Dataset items
◇ ◇ ◇ ◇ ◇ ◇ ◇
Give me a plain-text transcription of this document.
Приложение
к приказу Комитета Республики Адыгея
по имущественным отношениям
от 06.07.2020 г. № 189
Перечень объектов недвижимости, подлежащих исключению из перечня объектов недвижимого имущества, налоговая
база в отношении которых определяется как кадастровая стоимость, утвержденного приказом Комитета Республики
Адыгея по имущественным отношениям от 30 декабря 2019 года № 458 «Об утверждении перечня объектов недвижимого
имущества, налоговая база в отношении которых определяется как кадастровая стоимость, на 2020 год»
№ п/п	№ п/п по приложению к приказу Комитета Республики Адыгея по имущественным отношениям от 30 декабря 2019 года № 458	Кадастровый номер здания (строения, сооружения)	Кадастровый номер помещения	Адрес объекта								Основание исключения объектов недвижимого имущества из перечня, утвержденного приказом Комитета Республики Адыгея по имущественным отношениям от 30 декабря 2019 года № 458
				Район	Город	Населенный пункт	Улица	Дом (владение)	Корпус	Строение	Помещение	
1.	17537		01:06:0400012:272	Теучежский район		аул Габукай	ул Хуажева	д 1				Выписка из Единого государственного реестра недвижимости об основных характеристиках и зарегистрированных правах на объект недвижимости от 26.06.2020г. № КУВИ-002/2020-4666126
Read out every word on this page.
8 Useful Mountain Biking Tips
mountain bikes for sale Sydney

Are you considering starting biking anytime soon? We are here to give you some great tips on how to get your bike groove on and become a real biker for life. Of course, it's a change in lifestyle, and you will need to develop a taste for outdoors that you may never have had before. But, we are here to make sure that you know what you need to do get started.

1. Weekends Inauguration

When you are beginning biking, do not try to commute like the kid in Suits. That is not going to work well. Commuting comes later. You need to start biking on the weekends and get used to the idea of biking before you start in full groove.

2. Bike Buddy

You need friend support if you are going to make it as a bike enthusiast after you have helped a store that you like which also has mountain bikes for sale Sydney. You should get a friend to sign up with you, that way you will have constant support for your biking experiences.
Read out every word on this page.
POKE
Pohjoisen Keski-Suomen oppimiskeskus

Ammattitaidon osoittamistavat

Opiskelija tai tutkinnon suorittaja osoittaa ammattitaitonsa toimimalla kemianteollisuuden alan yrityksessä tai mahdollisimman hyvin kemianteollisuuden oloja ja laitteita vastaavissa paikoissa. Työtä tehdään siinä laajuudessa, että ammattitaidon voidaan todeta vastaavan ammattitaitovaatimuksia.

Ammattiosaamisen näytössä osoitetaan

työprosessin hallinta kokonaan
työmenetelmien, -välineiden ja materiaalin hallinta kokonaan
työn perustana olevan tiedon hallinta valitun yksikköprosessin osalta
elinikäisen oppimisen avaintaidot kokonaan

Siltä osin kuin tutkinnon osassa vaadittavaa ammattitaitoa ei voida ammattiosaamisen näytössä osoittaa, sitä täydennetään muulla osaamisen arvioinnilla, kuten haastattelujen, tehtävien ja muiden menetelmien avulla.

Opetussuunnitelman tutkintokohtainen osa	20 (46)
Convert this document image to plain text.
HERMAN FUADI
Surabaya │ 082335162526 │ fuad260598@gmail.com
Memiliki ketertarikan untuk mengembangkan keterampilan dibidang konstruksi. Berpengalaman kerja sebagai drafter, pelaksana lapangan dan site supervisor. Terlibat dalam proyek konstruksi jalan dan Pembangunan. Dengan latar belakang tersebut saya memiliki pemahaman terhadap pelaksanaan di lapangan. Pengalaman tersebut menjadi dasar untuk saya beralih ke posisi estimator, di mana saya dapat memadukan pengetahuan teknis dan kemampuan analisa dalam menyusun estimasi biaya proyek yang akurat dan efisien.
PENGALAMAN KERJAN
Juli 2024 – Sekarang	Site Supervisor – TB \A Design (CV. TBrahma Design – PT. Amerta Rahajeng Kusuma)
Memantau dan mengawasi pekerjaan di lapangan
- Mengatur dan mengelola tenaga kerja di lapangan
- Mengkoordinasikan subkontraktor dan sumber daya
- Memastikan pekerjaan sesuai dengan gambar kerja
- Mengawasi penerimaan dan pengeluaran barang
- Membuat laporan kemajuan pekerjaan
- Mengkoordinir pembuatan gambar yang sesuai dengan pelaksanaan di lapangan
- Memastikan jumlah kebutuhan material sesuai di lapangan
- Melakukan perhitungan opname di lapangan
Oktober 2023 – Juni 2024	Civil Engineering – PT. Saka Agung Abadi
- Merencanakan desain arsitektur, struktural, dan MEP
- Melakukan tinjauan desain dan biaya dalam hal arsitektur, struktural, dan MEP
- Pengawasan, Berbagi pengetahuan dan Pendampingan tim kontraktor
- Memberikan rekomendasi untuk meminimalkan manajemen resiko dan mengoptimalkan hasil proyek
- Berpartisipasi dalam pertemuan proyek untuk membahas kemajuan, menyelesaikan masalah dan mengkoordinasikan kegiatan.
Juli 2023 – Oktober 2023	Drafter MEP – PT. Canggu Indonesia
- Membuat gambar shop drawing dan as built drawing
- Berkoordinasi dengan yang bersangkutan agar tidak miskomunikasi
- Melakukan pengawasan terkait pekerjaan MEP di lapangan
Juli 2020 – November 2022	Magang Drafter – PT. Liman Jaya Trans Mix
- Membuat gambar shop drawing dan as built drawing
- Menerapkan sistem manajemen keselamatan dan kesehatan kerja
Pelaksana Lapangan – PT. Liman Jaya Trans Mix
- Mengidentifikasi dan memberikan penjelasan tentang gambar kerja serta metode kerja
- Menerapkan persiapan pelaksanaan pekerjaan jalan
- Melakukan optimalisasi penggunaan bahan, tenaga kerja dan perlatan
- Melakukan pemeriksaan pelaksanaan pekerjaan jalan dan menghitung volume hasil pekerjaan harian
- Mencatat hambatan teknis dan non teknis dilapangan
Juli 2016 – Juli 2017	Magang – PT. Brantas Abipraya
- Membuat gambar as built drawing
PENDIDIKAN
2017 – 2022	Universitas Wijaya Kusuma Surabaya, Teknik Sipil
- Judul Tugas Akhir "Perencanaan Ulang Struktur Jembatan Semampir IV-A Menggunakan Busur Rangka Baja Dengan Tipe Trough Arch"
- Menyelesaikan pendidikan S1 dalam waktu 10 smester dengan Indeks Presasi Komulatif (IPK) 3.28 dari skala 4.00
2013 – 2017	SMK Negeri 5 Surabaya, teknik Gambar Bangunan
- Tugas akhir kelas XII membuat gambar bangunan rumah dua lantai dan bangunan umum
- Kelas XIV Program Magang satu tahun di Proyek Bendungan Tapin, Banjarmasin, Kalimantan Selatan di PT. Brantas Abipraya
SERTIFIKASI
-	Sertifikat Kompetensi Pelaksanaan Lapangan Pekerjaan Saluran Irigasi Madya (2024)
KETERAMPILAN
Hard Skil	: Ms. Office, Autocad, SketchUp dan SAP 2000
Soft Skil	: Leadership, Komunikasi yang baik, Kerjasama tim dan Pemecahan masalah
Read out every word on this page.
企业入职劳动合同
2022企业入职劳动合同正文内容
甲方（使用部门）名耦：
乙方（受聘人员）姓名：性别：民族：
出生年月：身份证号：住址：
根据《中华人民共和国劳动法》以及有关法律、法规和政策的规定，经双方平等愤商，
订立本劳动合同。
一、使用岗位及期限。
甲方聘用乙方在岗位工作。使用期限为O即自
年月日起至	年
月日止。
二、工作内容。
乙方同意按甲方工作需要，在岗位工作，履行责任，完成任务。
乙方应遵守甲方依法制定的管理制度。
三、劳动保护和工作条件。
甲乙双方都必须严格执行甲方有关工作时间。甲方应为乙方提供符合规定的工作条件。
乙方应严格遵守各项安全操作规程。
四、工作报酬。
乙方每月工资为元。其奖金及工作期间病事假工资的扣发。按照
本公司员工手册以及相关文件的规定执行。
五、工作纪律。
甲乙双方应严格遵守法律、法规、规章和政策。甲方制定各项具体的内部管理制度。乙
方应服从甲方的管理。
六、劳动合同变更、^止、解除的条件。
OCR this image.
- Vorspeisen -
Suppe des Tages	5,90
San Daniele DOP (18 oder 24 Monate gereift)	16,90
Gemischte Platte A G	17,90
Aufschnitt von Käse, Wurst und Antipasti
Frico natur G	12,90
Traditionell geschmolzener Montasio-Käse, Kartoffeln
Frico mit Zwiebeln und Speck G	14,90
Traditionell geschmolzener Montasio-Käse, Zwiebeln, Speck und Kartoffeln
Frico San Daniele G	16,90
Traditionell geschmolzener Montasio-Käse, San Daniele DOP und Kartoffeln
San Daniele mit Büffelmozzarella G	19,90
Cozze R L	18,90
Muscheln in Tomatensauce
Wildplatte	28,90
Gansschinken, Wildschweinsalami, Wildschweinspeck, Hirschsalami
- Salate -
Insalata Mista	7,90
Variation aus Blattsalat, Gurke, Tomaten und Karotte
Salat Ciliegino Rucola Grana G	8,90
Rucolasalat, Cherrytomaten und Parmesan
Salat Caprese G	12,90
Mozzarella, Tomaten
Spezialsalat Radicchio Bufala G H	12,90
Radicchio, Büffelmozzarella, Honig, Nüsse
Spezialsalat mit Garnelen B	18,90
◇ ◇ ◇ ◇ ◇ ◇ ◇
## What is needed:
What is the number of lines in the records that contain the string "Zwiebeln"? Give only that number.

## Result for this exercise:
2